---------- EXERCISE MATERIAL ----------
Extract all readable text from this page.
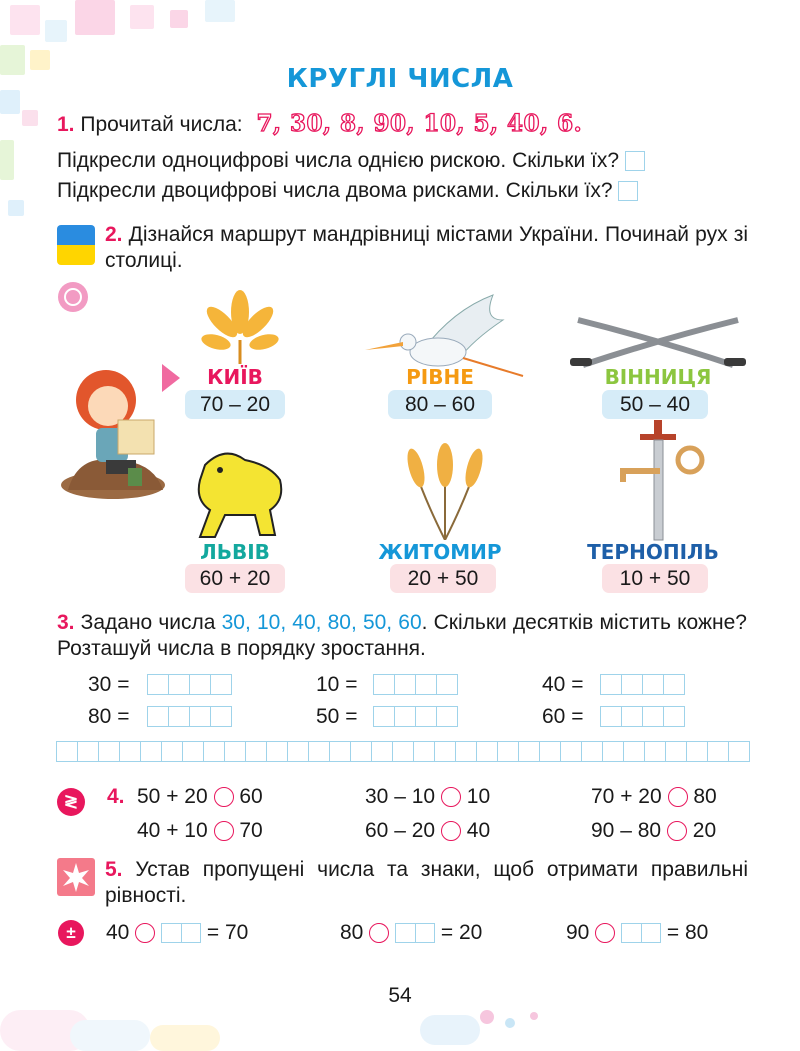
КРУГЛІ ЧИСЛА
1. Прочитай числа: 7, 30, 8, 90, 10, 5, 40, 6.
Підкресли одноцифрові числа однією рискою. Скільки їх?
Підкресли двоцифрові числа двома рисками. Скільки їх?
2. Дізнайся маршрут мандрівниці містами України. Починай рух зі столиці.
КИЇВ
70 – 20
РІВНЕ
80 – 60
ВІННИЦЯ
50 – 40
ЛЬВІВ
60 + 20
ЖИТОМИР
20 + 50
ТЕРНОПІЛЬ
10 + 50
3. Задано числа 30, 10, 40, 80, 50, 60. Скільки десятків містить кожне? Розташуй числа в порядку зростання.
30 =	10 =	40 =
80 =	50 =	60 =
≷	4. 50 + 20 60	30 – 10 10	70 + 20 80
40 + 10 70	60 – 20 40	90 – 80 20
5. Устав пропущені числа та знаки, щоб отримати правильні рівності.
±	40	= 70	80	= 20	90	= 80
54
----------
- _EXERCISE REQUIREMENTS_
Copy each line of the records that contains the word "Підкресли".

- _TASK ANSWER_
Підкресли одноцифрові числа однією рискою. Скільки їх?
Підкресли двоцифрові числа двома рисками. Скільки їх?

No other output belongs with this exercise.